## START

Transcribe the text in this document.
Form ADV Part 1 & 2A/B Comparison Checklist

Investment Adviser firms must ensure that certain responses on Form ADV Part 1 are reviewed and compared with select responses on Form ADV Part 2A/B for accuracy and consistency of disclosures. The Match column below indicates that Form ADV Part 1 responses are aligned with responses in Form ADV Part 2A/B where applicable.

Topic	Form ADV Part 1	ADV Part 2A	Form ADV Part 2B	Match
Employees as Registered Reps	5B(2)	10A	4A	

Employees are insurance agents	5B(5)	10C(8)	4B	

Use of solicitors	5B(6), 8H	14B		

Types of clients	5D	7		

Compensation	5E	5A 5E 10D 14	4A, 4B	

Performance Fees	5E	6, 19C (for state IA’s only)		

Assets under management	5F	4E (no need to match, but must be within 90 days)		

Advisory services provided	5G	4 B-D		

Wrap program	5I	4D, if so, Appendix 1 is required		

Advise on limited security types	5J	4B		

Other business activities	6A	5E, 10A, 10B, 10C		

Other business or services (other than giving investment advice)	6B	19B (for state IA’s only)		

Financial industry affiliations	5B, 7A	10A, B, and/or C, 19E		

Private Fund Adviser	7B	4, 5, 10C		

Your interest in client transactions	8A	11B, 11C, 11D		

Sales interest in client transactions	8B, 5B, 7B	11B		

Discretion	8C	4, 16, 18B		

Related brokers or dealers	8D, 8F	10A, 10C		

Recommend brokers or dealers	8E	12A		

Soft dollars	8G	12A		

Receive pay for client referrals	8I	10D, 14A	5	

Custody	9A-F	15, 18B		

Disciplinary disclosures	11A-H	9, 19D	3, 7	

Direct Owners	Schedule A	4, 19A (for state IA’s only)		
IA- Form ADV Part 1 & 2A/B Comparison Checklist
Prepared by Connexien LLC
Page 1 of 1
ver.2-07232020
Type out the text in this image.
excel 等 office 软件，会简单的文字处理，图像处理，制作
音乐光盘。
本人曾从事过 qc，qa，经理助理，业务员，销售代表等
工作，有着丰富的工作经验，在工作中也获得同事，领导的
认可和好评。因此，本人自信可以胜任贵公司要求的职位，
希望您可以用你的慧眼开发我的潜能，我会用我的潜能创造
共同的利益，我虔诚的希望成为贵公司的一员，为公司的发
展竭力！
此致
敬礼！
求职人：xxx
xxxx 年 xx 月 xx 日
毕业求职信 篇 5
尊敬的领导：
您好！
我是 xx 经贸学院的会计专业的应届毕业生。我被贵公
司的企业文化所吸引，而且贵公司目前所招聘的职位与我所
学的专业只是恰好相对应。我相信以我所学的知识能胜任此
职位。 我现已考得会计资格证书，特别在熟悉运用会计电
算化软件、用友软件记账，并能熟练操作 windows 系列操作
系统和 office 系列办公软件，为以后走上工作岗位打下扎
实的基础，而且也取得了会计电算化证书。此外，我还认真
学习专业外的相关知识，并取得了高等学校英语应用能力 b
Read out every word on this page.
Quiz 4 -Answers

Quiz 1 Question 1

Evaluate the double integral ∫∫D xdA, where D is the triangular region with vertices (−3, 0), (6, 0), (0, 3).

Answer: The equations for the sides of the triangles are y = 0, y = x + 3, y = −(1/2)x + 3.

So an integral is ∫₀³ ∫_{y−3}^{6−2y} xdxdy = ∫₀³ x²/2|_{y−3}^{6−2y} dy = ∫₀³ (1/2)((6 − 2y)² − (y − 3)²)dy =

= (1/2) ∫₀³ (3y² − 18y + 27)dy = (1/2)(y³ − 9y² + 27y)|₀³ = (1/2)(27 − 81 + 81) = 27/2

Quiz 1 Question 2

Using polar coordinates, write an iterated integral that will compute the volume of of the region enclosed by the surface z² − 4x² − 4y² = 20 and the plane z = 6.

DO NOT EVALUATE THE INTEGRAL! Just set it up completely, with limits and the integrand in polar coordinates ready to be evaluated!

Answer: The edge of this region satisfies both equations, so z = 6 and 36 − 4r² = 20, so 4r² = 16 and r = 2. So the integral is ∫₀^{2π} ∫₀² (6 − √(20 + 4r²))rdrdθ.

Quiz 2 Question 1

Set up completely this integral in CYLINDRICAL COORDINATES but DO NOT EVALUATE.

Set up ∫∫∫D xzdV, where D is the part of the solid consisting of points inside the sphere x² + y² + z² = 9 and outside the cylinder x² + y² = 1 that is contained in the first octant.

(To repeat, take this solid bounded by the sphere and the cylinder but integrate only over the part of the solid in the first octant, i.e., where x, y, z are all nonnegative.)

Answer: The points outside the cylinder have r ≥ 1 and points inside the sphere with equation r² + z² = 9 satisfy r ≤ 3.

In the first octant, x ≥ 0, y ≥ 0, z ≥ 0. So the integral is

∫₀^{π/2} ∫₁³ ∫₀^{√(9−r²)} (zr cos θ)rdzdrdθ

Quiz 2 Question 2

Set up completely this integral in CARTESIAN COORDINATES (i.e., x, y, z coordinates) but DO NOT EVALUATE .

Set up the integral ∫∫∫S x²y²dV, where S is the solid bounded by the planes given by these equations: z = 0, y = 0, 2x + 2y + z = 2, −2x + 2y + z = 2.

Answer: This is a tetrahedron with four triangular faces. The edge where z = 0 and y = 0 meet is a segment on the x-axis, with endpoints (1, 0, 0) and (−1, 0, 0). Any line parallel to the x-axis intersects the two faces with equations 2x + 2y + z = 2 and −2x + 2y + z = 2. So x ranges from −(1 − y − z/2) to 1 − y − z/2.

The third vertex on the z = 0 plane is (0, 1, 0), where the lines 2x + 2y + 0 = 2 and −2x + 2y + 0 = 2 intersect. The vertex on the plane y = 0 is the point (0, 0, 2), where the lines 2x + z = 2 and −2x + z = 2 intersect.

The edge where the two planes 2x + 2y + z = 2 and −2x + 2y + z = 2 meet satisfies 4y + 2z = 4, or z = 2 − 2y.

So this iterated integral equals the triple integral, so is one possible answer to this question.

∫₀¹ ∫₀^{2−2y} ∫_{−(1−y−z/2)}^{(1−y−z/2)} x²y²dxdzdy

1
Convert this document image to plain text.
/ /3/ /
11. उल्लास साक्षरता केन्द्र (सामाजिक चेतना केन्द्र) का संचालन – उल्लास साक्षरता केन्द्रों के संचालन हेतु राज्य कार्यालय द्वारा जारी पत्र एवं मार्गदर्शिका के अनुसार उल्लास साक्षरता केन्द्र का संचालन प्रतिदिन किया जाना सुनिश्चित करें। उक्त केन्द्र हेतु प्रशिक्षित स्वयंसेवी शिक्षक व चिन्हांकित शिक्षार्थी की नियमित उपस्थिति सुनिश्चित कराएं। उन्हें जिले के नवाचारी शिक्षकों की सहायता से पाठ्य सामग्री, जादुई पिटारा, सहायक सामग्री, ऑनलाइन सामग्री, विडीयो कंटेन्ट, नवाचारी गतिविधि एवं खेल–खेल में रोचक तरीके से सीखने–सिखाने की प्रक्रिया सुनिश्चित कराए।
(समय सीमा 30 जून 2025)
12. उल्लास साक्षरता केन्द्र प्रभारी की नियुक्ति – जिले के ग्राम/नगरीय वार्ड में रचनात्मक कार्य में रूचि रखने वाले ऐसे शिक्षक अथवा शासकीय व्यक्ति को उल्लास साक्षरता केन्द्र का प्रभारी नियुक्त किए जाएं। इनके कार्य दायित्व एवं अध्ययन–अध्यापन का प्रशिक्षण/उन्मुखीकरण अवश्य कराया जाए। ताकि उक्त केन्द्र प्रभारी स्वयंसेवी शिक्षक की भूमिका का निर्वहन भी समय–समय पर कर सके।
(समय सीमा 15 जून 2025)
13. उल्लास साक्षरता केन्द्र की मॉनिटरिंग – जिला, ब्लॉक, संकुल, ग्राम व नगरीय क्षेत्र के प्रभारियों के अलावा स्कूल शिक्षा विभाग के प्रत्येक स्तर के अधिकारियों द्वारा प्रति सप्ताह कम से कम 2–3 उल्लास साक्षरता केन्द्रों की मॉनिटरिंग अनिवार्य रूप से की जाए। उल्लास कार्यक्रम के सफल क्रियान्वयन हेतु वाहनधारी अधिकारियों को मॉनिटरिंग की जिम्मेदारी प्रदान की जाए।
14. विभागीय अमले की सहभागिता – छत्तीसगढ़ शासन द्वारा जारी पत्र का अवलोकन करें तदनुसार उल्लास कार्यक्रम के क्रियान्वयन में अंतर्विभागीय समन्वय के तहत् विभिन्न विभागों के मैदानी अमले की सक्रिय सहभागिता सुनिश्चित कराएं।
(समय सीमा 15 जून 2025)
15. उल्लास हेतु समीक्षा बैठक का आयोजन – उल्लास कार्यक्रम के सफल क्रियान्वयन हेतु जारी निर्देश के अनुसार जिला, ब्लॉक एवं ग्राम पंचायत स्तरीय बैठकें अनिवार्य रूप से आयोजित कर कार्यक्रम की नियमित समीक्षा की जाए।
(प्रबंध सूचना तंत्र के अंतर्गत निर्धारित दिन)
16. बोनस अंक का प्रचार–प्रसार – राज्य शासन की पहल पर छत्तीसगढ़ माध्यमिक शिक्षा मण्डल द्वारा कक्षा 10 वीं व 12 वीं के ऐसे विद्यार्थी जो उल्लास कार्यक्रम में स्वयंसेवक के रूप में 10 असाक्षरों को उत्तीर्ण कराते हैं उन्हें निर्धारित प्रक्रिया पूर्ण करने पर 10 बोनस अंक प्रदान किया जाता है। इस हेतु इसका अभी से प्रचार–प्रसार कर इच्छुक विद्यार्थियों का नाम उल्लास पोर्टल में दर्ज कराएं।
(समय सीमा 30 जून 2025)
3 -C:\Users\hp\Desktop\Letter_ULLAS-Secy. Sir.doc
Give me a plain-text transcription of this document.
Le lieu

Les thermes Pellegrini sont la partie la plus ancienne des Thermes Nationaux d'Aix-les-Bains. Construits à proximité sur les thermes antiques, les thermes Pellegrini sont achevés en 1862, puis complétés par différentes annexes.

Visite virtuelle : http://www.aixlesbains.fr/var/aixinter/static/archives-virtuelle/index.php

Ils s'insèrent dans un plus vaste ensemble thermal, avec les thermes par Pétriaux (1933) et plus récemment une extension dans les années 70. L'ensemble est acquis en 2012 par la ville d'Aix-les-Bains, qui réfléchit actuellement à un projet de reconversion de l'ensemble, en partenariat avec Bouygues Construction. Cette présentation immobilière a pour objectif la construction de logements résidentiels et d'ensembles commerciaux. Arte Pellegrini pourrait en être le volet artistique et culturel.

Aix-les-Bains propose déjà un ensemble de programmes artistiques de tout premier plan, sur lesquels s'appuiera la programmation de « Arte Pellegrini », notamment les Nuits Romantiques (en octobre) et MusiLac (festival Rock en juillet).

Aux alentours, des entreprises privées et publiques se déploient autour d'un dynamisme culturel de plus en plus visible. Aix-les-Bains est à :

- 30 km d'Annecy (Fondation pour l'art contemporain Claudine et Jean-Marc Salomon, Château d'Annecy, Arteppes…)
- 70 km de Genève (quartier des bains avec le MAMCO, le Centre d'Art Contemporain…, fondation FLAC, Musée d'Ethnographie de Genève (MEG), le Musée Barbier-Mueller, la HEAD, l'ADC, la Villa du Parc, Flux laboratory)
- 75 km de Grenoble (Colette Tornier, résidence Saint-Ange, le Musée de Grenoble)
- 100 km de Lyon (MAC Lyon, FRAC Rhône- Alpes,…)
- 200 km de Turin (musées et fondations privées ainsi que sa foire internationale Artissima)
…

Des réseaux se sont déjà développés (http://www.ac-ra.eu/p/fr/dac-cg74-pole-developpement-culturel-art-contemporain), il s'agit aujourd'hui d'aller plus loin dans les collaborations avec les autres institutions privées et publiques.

## END

Task directions: Which lines above hold the word "that"? Copy each of them.

Task answer:
Investment Adviser firms must ensure that certain responses on Form ADV Part 1 are reviewed and compared with select responses on Form ADV Part 2A/B for accuracy and consistency of disclosures. The Match column below indicates that Form ADV Part 1 responses are aligned with responses in Form ADV Part 2A/B where applicable.
Using polar coordinates, write an iterated integral that will compute the volume of of the region enclosed by the surface z² − 4x² − 4y² = 20 and the plane z = 6.
Set up ∫∫∫D xzdV, where D is the part of the solid consisting of points inside the sphere x² + y² + z² = 9 and outside the cylinder x² + y² = 1 that is contained in the first octant.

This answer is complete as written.